**Objectif visé**:
Reproduisez intégralement, sans y changer un seul mot, la tribune sur la guerre en Syrie qui suit.

Voici le texte de la tribune de Salam Kawakibi, ancien directeur de l’Institut français du Proche-Orient, à Alep, parue ce jeudi 25 août dans Ouest-France. Salam Kawakibi  dirige actuellement l’Arab Reform Initiative. Il est également le petit-fils du grand intellectuel alépin Abd al-Rahman Kawakibi, auteur de textes importants sur la démocratie (en 1902),  parus cette année sous sa direction sous le titre « Du despotisme » chez Actes Sud.

« Les dates se renouvellent dans les discours onusiens pour désigner des deadlines pour la fin espérée de la tuerie en Syrie qui perdure depuis mars 2011. Cependant, les vacances sont là et il ne faut pas déranger la quiétude des décideurs de ce monde.

Dès lors, il est presque inutile de rappeler les origines du « cauchemar syrien » et de répéter à l’envi que c’est l’histoire d’une révolte pacifique réprimée dans le sang et qui a été militarisée avec une volonté explicite de l’avorter.

Il est presque inutile désormais de décrire la lâcheté de ladite « communauté internationale », notamment celle des Etats-Unis : hormis les beaux discours, le peuple syrien est livré à son sort.

**Enregistrements affichés**:
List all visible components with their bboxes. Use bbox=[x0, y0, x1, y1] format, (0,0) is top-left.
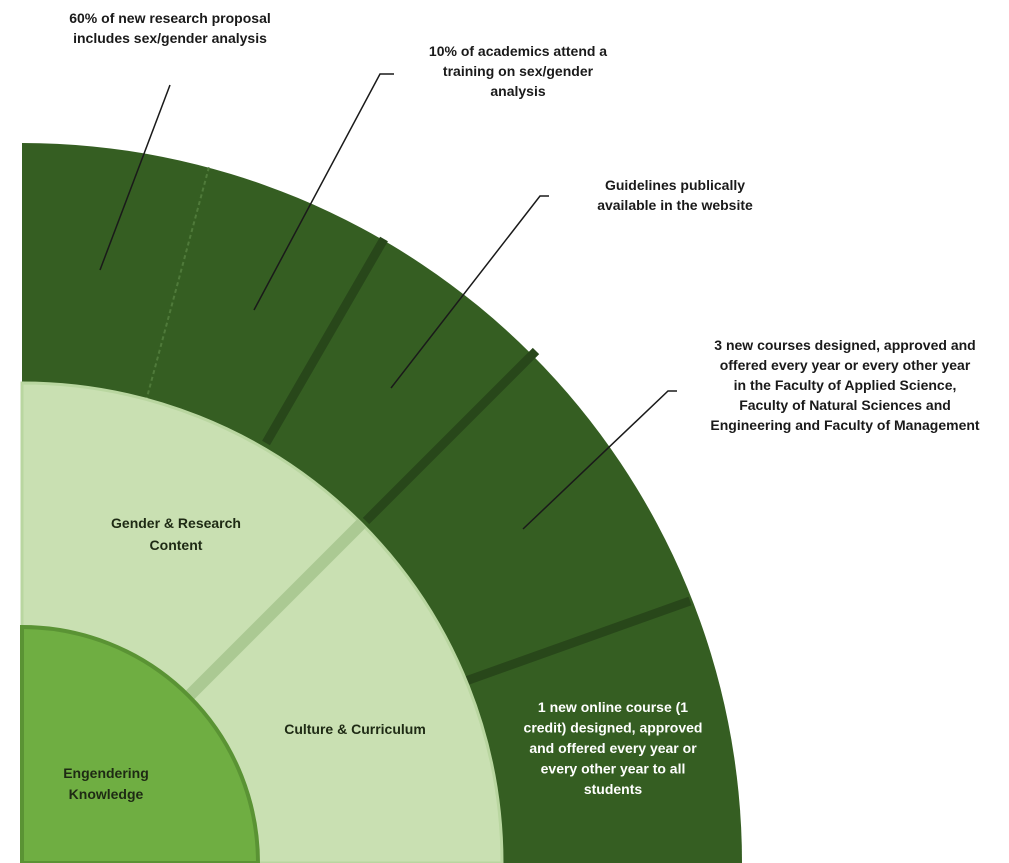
middle-ring-labels: Gender & Research Content Culture & Curric… bbox=[111, 515, 426, 737]
callout-academics-training-line-3: analysis bbox=[490, 83, 545, 99]
callout-guidelines-line-1: Guidelines publically bbox=[605, 177, 745, 193]
outer-divider-1 bbox=[145, 166, 210, 402]
outer-label-online-course-line-5: students bbox=[584, 781, 643, 797]
core-label-line-2: Knowledge bbox=[69, 786, 144, 802]
middle-label-gender-research-content-line-2: Content bbox=[150, 537, 203, 553]
outer-label-online-course-line-1: 1 new online course (1 bbox=[538, 699, 688, 715]
callout-new-courses-line-2: offered every year or every other year bbox=[720, 357, 971, 373]
leader-line-research-proposal bbox=[99, 84, 171, 271]
core-label-line-1: Engendering bbox=[63, 765, 149, 781]
core-circle bbox=[20, 624, 261, 863]
callout-academics-training-line-2: training on sex/gender bbox=[443, 63, 594, 79]
leader-lines bbox=[99, 73, 677, 530]
callout-academics-training-line-1: 10% of academics attend a bbox=[429, 43, 607, 59]
outer-divider-2 bbox=[262, 236, 388, 446]
outer-label-online-course-line-2: credit) designed, approved bbox=[524, 720, 703, 736]
middle-divider bbox=[185, 518, 367, 700]
outer-ring-labels: 1 new online course (1 credit) designed, … bbox=[524, 699, 703, 797]
callout-new-courses-line-5: Engineering and Faculty of Management bbox=[710, 417, 979, 433]
callout-research-proposal-line-2: includes sex/gender analysis bbox=[73, 30, 267, 46]
callout-new-courses-line-1: 3 new courses designed, approved and bbox=[714, 337, 975, 353]
outer-divider-4 bbox=[461, 596, 692, 687]
callout-guidelines-line-2: available in the website bbox=[597, 197, 753, 213]
leader-line-new-courses bbox=[522, 390, 677, 530]
middle-label-gender-research-content-line-1: Gender & Research bbox=[111, 515, 241, 531]
core-label: Engendering Knowledge bbox=[63, 765, 149, 802]
leader-line-guidelines bbox=[390, 195, 549, 389]
outer-label-online-course-line-3: and offered every year or bbox=[529, 740, 697, 756]
middle-label-culture-curriculum-line-1: Culture & Curriculum bbox=[284, 721, 426, 737]
callout-research-proposal-line-1: 60% of new research proposal bbox=[69, 10, 271, 26]
outer-divider-3 bbox=[362, 347, 540, 525]
outer-label-online-course-line-4: every other year to all bbox=[541, 761, 686, 777]
callout-labels: 60% of new research proposal includes sex… bbox=[69, 10, 980, 433]
callout-new-courses-line-4: Faculty of Natural Sciences and bbox=[739, 397, 951, 413]
leader-line-academics-training bbox=[253, 73, 394, 311]
callout-new-courses-line-3: in the Faculty of Applied Science, bbox=[734, 377, 957, 393]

**Corrigé**:
Voici le texte de la tribune de Salam Kawakibi, ancien directeur de l’Institut français du Proche-Orient, à Alep, parue ce jeudi 25 août dans Ouest-France. Salam Kawakibi  dirige actuellement l’Arab Reform Initiative. Il est également le petit-fils du grand intellectuel alépin Abd al-Rahman Kawakibi, auteur de textes importants sur la démocratie (en 1902),  parus cette année sous sa direction sous le titre « Du despotisme » chez Actes Sud.

« Les dates se renouvellent dans les discours onusiens pour désigner des deadlines pour la fin espérée de la tuerie en Syrie qui perdure depuis mars 2011. Cependant, les vacances sont là et il ne faut pas déranger la quiétude des décideurs de ce monde.

Dès lors, il est presque inutile de rappeler les origines du « cauchemar syrien » et de répéter à l’envi que c’est l’histoire d’une révolte pacifique réprimée dans le sang et qui a été militarisée avec une volonté explicite de l’avorter.

Il est presque inutile désormais de décrire la lâcheté de ladite « communauté internationale », notamment celle des Etats-Unis : hormis les beaux discours, le peuple syrien est livré à son sort.